** Start RECORDS TO USE **

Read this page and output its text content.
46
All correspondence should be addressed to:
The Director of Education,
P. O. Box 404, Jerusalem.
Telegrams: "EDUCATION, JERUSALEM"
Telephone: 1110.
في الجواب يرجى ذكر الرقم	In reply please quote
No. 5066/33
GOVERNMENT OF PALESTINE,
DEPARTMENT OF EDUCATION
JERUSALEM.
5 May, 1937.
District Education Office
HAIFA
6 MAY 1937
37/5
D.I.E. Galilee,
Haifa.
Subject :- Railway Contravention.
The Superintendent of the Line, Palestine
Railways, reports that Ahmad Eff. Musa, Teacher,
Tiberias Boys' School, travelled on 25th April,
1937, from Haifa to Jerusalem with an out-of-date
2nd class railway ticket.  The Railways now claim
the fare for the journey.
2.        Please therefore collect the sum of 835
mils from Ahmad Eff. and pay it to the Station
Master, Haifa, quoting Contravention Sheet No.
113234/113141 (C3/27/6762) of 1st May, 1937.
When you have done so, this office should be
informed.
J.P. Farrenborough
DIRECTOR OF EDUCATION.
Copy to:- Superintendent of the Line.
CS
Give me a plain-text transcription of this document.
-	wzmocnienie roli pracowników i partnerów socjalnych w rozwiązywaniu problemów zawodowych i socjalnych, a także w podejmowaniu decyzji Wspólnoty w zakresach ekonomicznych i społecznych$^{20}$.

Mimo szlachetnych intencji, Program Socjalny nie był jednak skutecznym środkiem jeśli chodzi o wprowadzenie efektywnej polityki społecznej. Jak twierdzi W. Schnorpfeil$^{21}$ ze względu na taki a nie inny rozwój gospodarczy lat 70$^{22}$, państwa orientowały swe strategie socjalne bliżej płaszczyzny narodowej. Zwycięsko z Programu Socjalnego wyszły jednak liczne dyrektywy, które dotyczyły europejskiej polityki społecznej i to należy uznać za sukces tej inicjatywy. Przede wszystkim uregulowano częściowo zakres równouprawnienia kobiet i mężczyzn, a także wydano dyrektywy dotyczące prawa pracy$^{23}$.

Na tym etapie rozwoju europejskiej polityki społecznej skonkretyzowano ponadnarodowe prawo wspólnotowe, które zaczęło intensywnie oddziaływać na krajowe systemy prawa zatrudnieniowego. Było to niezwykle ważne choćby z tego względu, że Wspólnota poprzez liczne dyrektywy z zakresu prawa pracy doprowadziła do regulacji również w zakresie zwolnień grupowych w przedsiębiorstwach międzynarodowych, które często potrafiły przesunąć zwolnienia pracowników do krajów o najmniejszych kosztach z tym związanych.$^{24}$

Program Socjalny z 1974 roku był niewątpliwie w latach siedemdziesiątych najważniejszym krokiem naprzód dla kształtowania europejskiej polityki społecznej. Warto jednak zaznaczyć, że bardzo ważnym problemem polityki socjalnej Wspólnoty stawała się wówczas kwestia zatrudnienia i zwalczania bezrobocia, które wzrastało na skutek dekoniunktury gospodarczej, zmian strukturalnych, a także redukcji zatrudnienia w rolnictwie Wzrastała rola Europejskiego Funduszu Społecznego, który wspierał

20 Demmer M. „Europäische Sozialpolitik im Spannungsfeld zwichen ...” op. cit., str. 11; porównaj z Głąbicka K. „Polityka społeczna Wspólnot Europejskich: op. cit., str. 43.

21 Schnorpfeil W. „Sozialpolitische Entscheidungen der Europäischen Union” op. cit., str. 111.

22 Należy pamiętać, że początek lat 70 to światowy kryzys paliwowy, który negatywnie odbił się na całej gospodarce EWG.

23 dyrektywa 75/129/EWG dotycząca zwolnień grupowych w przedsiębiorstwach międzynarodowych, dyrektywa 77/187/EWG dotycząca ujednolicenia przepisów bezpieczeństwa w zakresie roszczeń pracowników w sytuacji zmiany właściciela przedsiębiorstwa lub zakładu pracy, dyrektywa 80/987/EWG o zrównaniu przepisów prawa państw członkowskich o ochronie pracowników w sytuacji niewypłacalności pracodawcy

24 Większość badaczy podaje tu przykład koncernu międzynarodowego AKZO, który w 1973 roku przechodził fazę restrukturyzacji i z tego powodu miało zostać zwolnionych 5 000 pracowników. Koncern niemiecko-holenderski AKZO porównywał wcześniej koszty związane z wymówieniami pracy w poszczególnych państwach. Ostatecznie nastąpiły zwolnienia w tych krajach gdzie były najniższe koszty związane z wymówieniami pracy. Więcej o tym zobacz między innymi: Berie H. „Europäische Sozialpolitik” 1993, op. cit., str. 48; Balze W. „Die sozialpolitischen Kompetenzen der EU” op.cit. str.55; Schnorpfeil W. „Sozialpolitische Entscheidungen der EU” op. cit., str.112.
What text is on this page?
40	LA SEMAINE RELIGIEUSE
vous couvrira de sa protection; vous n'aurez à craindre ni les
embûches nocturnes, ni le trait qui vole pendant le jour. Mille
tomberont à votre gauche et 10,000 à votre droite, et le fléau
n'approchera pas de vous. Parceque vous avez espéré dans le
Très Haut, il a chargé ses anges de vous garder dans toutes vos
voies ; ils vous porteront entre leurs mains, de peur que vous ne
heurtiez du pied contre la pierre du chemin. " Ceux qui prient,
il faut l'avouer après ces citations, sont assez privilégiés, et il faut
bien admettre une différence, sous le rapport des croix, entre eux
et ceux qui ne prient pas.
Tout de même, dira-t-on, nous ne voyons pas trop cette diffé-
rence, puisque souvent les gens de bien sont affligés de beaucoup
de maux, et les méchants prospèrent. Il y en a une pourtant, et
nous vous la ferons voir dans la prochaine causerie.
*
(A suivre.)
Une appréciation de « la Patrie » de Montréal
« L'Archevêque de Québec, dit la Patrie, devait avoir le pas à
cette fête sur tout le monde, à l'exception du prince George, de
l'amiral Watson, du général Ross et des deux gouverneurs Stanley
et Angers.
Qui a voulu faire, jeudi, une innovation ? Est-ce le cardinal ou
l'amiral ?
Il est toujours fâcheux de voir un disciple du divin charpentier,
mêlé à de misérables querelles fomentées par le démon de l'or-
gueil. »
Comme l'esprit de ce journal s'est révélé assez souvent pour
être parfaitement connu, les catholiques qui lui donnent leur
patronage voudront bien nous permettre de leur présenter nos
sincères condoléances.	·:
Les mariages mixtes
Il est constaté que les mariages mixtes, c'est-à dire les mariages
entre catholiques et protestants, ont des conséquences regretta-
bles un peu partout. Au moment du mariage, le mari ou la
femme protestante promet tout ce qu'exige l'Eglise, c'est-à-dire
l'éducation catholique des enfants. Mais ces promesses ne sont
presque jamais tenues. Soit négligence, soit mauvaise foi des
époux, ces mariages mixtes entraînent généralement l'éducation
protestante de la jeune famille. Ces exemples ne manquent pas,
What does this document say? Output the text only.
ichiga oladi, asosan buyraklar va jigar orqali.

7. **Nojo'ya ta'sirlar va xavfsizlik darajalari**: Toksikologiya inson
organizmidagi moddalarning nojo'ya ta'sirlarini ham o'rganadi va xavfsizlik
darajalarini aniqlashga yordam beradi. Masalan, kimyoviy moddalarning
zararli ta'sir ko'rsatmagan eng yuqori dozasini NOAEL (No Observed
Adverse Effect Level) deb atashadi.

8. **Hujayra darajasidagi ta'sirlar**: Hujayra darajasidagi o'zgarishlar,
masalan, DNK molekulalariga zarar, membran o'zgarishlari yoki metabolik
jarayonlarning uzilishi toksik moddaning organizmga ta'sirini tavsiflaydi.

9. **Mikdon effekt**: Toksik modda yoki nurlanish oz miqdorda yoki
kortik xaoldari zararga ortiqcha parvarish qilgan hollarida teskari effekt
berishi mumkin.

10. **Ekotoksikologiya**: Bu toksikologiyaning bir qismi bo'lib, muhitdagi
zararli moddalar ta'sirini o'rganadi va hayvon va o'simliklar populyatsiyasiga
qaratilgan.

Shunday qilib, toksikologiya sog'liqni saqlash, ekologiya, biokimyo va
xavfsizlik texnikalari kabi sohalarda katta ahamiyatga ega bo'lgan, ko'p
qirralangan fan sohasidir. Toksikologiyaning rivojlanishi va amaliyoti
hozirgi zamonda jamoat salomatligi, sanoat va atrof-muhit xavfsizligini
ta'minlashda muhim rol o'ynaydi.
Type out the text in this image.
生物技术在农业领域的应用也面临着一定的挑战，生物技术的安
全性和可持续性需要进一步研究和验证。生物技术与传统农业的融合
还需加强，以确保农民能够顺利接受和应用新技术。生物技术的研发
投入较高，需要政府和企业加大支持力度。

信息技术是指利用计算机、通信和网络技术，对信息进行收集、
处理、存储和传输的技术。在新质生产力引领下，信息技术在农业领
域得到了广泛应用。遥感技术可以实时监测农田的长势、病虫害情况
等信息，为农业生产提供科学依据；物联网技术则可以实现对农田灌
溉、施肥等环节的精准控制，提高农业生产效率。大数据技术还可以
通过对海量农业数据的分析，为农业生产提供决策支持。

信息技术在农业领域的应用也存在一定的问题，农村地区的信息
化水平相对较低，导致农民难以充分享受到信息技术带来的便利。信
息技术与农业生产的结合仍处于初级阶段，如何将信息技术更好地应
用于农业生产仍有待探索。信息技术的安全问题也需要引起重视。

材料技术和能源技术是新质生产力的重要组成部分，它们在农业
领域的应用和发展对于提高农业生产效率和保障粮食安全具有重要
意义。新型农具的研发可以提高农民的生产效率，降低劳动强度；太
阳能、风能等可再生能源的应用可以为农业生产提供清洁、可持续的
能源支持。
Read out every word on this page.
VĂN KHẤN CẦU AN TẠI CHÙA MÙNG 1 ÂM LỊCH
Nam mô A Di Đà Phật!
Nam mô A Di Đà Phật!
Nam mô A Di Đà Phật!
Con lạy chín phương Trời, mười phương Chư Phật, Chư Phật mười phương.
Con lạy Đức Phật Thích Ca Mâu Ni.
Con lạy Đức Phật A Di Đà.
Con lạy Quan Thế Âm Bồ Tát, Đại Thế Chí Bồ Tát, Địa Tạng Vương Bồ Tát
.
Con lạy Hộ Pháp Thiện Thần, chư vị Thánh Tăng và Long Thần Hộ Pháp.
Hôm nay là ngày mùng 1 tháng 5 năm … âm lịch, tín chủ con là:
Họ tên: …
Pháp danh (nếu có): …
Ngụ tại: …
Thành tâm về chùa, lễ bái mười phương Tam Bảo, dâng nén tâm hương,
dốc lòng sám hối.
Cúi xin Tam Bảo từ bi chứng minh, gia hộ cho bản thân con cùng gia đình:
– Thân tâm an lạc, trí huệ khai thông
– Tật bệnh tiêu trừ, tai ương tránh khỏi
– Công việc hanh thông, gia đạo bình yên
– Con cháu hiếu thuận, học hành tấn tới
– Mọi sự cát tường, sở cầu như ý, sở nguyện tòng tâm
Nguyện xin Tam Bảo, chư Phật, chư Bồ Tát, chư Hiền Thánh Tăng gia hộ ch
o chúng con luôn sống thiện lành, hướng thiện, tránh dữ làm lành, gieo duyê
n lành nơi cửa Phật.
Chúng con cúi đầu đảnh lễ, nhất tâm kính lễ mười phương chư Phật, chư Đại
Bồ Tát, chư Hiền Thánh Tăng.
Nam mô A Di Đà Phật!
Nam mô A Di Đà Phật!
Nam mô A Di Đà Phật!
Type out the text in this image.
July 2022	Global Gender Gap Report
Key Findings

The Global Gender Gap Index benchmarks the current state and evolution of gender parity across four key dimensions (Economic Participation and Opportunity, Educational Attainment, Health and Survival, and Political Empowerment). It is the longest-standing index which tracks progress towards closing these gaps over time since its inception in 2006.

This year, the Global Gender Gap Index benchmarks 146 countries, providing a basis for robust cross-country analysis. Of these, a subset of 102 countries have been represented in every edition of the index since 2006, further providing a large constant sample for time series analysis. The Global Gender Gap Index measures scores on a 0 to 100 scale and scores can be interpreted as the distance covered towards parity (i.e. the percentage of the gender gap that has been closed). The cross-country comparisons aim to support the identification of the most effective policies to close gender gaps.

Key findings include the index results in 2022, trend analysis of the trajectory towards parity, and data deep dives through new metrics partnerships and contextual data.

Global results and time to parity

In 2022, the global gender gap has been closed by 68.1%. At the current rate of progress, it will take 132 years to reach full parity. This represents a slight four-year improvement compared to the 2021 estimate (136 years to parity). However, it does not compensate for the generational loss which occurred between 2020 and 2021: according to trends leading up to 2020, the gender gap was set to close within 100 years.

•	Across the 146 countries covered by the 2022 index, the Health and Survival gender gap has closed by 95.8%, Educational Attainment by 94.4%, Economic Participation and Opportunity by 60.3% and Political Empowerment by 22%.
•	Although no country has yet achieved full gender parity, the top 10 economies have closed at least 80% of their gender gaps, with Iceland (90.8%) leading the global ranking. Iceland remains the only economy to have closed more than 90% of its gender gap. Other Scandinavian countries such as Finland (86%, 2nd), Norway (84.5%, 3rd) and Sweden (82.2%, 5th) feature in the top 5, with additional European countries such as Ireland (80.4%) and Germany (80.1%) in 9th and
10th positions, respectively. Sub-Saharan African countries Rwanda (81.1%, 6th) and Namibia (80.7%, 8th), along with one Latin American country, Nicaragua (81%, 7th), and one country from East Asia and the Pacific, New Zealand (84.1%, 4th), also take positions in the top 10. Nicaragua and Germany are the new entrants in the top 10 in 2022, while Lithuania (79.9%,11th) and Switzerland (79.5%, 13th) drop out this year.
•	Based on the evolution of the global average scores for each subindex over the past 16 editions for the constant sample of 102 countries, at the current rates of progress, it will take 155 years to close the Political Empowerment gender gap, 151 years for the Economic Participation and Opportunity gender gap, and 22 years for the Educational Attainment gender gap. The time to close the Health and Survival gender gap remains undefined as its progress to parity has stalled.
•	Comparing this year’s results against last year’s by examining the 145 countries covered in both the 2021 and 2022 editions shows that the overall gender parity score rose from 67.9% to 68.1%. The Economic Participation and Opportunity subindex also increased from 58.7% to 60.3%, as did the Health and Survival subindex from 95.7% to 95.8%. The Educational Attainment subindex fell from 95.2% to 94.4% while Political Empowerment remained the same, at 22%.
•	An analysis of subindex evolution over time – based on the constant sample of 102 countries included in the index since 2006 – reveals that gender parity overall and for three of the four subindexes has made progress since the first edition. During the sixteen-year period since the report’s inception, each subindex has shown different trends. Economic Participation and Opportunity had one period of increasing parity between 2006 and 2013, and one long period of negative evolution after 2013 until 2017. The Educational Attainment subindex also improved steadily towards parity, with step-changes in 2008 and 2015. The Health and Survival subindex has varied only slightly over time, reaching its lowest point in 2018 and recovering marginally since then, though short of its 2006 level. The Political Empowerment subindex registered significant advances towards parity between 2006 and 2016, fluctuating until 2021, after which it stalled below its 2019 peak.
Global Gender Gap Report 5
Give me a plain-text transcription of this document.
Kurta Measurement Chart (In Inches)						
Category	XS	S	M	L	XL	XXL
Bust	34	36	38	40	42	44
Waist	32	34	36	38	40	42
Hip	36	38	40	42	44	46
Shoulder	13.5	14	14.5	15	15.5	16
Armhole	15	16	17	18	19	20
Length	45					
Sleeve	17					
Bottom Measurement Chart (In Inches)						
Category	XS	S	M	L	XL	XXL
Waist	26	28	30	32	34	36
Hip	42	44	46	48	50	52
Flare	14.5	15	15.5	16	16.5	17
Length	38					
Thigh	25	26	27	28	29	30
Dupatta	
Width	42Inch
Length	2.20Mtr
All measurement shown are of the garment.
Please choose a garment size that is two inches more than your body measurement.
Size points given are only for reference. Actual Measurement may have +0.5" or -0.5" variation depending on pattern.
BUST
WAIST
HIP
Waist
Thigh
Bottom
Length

** End RECORDS TO USE **

§ EXERCISE DETAILS: Every line containing the string "tránh" must be listed.

§ WORKED ANSWER:
– Tật bệnh tiêu trừ, tai ương tránh khỏi
o chúng con luôn sống thiện lành, hướng thiện, tránh dữ làm lành, gieo duyê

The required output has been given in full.